Using the information ::
[a] In the Vista Home Basic article, rewrite the paragraph beginning "Vista's Windows Backup feature" more briefly, keeping its main facts.
[b] In the Vista Home Basic article, swap "tweakers" for "power users" in the passage starting with "But while Microsoft" and going on through "in Home Basic.".
[c] According to the Vista Home Basic article, which three Home Basic components come in a stripped-down form?

It's not what's been left out that's the problem with Vista Home Basic: it's what has been left in. Some of the features are horribly watered-down.
No-one expects Vista Home Basic to tick every box on the menu. That would defeat the purpose of having a relatively low-priced version of Vista to woo budget-minded upgraders and help PC makers deliver systems well under the $1000 mark.
Indeed, Microsoft's own marketing breakdown of the Vista editions, which shows broad feature categories, only gives Home Basic a tick in two out of ten boxes.
But while Microsoft has been quite open about what's in and what's not (and its desire to sell Premium editions instead), there are some odd exclusions.
For example, Windows Movie Maker and DVD Maker don't make it into Home Basic, despite DVD burners being standard on every PC this side of a $2 shop.
More suspicious, of course, is that that Home Basic can't run the Aero Glass UI, even if the PC is suitably equipped with WDDM-supported graphics (this includes some integrated graphics chipsets, such as Intel’s 945G/GM Express and Core 2 Duo 965 Express) and backed by enough RAM.
This is, of course, nothing more than deliberate 'de-featuring' which tweakers will no doubt quickly disable with a little Registry mischief.
But the area likely to cause most head-scratching are the murky grey waters where a feature is only partially available in Home Basic.
After all, it's fairly easy to determine if a feature isn't there at all – it's nowhere to be found on the Start menu.
Yet three of Home Basic's components – Backup, Mobility Centre and Meeting Space – are present in an oddly stripped-down form which we expect will lead to confusion among people running different versions of Vista.
For instance, you could end up quite frustrated when fulfilling your role as technical advisor and help desk to a friend, family member or workmate who unbeknownst to you is running Vista Home Basic while you give instructions based on your copy of Home Premium or Ultimate.
Vista's Windows Backup feature appears in all flavours of the OS, but the Home Basic edition lacks the ability to set a backup schedule that will automatically run a backup. (We'd have thought that the most basic users were the ones with the most critical need for a hands-free weekly backup.)

Records provided ::
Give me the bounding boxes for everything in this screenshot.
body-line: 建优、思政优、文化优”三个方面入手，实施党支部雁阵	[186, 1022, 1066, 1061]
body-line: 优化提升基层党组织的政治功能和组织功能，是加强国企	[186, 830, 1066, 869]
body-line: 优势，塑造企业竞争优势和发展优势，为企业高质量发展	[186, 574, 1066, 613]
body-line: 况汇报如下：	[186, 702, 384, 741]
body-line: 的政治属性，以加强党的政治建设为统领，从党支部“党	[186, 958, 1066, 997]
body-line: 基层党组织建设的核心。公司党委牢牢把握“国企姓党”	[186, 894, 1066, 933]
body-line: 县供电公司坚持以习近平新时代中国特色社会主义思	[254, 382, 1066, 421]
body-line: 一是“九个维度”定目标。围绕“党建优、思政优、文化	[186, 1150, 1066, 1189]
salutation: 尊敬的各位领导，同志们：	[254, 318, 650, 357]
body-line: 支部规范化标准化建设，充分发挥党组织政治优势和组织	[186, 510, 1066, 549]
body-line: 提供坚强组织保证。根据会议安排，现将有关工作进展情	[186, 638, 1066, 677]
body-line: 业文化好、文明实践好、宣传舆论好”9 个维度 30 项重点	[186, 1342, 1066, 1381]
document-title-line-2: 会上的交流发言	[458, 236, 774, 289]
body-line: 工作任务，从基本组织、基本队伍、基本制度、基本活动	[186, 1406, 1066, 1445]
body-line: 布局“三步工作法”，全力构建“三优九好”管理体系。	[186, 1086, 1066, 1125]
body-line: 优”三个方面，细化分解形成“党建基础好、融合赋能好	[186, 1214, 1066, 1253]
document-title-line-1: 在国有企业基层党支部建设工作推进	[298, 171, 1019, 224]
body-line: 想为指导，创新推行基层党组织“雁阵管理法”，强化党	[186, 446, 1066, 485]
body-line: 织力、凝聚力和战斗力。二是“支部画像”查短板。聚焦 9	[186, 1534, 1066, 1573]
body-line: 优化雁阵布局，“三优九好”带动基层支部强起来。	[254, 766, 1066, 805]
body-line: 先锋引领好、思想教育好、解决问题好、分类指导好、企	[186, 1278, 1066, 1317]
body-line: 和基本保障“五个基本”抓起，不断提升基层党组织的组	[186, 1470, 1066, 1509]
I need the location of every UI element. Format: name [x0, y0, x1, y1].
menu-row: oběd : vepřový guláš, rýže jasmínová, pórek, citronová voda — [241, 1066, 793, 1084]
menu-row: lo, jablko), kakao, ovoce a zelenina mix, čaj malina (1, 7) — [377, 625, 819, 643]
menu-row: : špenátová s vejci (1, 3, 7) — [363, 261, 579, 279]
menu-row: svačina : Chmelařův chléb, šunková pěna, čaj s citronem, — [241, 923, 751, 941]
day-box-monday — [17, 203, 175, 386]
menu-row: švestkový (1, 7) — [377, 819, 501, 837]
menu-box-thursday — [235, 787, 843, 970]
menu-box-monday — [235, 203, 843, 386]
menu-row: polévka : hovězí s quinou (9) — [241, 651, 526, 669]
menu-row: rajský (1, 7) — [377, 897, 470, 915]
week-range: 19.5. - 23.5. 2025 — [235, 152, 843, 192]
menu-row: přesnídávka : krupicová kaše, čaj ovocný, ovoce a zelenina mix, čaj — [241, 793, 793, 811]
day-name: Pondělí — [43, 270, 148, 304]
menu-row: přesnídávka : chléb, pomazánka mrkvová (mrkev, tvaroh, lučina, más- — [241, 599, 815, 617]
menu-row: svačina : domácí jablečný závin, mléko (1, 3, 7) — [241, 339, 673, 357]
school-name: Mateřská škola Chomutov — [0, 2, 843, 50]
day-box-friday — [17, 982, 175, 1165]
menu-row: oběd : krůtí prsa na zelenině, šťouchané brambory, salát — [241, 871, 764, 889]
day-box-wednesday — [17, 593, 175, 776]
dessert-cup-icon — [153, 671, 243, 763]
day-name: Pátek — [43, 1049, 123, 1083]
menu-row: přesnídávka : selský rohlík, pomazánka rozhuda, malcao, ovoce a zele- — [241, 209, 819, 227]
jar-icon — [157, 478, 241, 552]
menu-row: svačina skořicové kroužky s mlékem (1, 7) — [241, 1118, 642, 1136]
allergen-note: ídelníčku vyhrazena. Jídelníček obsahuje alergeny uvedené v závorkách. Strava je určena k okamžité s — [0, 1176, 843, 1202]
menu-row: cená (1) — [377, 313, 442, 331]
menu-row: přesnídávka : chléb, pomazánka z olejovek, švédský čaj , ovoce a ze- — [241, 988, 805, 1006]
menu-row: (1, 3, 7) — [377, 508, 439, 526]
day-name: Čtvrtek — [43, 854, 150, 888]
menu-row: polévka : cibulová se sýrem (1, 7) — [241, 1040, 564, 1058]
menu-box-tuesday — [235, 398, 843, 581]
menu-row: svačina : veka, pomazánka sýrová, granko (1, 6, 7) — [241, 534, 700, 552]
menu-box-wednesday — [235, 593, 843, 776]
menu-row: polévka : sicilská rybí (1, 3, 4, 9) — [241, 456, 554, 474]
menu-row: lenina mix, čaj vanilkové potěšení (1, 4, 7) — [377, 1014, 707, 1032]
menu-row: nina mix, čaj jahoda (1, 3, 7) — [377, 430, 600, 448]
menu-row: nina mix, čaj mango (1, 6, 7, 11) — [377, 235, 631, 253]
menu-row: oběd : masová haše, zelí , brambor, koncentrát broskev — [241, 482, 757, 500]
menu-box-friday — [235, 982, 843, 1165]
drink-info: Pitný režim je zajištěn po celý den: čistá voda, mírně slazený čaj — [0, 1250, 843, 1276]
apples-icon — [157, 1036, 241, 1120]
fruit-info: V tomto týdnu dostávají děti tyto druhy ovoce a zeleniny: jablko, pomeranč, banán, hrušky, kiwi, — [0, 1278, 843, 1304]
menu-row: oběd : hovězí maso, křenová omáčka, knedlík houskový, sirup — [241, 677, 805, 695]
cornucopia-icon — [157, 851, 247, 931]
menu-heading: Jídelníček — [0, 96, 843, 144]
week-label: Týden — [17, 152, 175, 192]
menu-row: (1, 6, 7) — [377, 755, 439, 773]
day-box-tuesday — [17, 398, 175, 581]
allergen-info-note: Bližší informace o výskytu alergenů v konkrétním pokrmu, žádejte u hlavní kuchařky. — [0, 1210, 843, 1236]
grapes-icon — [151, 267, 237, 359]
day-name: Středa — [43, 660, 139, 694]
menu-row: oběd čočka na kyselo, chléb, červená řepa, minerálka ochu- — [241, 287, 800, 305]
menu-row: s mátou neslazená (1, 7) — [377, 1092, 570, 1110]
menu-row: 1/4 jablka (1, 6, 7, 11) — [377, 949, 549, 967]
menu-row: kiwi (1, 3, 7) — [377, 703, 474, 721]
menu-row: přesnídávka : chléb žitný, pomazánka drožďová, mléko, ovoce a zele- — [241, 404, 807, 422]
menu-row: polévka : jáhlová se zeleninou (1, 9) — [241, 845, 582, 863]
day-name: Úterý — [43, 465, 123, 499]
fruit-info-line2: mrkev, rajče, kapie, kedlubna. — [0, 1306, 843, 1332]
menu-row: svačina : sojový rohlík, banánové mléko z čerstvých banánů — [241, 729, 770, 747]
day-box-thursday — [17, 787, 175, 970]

Answers to the problems ::
[a] Windows Backup is in every edition of Vista, but Home Basic can't schedule automatic backups. The writers argue that basic users need hands-free weekly backups the most.

[b]
But while Microsoft has been quite open about what's in and what's not (and its desire to sell Premium editions instead), there are some odd exclusions.
For example, Windows Movie Maker and DVD Maker don't make it into Home Basic, despite DVD burners being standard on every PC this side of a $2 shop.
More suspicious, of course, is that that Home Basic can't run the Aero Glass UI, even if the PC is suitably equipped with WDDM-supported graphics (this includes some integrated graphics chipsets, such as Intel’s 945G/GM Express and Core 2 Duo 965 Express) and backed by enough RAM.
This is, of course, nothing more than deliberate 'de-featuring' which power users will no doubt quickly disable with a little Registry mischief.
But the area likely to cause most head-scratching are the murky grey waters where a feature is only partially available in Home Basic.

[c] Backup, Mobility Centre and Meeting Space.